> DATASET EXTRACT:
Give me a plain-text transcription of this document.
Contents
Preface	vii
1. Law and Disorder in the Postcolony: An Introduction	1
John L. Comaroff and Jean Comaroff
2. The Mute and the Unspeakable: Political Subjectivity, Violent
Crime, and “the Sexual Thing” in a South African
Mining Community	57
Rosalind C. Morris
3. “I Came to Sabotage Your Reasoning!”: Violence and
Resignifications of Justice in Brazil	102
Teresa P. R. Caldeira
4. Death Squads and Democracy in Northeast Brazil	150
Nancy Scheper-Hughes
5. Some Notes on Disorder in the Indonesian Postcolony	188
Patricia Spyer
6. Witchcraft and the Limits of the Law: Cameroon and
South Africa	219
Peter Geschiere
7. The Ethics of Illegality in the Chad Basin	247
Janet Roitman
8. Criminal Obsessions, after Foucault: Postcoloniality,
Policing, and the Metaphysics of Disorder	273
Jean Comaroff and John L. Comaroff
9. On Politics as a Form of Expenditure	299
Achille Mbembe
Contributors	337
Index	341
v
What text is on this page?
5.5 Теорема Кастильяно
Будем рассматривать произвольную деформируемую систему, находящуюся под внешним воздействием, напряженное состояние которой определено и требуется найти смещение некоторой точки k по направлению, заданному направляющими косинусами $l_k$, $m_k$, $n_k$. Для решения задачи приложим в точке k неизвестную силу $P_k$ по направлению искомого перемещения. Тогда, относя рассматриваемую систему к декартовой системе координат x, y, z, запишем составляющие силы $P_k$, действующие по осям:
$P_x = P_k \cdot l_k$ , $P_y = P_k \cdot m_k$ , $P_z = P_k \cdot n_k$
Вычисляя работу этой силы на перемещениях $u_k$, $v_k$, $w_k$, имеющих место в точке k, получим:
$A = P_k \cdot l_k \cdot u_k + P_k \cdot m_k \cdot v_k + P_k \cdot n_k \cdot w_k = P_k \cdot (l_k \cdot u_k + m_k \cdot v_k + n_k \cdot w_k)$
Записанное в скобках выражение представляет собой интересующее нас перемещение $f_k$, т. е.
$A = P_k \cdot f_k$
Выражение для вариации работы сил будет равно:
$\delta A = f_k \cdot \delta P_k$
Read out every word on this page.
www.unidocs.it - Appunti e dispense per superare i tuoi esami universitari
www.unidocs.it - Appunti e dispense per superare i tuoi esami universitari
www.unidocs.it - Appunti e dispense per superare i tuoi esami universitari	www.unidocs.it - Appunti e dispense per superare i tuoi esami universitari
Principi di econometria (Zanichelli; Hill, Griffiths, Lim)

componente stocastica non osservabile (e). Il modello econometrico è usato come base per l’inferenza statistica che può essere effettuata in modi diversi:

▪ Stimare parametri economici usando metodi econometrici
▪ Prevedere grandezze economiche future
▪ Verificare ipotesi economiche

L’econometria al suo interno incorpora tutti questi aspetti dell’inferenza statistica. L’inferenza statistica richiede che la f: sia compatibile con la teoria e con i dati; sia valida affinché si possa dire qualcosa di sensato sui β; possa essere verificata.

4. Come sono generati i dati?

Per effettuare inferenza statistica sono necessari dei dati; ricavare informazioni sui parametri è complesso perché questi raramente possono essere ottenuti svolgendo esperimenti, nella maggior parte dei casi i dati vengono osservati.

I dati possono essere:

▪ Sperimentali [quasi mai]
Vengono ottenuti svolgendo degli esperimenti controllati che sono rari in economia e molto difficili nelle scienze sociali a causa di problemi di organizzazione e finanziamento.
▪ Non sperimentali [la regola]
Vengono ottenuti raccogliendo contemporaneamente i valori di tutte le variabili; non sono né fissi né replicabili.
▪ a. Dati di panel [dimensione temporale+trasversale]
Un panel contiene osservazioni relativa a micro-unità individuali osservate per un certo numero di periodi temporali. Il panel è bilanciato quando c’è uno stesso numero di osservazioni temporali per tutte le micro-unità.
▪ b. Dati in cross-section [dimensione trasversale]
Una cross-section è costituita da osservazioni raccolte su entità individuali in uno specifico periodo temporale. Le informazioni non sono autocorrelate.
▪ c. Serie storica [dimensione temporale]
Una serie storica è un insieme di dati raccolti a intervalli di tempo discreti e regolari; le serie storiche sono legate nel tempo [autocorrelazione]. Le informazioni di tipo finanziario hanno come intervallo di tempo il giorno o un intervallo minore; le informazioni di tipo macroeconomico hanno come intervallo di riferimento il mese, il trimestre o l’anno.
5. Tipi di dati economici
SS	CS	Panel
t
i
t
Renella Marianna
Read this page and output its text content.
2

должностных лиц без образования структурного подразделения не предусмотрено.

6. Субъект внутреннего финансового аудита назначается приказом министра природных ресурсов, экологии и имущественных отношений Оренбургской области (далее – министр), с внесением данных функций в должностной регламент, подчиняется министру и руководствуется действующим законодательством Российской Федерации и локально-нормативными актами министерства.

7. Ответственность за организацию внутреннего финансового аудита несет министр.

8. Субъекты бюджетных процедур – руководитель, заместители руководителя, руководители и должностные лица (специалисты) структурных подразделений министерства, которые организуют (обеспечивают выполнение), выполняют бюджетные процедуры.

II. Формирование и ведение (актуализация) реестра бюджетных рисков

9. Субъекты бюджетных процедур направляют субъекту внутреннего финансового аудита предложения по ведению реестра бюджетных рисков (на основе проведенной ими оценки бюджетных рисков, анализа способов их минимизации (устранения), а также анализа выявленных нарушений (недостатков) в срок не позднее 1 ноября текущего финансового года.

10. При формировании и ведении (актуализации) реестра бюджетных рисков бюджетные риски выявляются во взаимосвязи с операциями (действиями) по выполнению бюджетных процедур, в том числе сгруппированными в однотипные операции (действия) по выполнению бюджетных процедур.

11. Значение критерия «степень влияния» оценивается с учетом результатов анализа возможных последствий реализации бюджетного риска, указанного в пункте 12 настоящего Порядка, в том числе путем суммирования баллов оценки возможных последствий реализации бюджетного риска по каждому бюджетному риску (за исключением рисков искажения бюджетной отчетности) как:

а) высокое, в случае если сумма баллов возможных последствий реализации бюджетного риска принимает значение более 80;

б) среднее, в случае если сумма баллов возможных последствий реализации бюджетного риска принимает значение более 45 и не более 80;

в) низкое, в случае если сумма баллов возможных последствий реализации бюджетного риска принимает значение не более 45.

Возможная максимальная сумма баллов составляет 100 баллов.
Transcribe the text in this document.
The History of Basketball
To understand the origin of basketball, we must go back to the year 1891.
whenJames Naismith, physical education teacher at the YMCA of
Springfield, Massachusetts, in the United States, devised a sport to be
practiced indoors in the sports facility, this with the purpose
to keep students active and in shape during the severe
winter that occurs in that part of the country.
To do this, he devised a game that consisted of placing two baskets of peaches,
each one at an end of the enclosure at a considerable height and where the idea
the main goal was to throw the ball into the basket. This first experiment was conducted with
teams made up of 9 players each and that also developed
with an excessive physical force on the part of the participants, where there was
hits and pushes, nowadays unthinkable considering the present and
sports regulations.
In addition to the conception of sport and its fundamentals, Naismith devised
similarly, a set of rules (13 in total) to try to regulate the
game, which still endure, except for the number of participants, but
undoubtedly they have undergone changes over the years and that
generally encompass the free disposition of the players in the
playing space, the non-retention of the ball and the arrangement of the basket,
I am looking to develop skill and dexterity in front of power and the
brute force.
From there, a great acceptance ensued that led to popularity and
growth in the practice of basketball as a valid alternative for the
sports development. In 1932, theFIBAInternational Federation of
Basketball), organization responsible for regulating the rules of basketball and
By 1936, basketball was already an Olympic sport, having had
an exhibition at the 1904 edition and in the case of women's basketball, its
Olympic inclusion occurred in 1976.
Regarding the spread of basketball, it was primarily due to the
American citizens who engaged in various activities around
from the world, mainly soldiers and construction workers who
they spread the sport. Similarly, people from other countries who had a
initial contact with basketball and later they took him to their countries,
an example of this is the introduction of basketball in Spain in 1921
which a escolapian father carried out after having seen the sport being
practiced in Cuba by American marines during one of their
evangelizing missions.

> PROMPT:
Write down every line of the data above that includes the string "individuali".

> TASK SOLUTION:
Un panel contiene osservazioni relativa a micro-unità individuali osservate per un certo numero di periodi temporali. Il panel è bilanciato quando c’è uno stesso numero di osservazioni temporali per tutte le micro-unità.
Una cross-section è costituita da osservazioni raccolte su entità individuali in uno specifico periodo temporale. Le informazioni non sono autocorrelate.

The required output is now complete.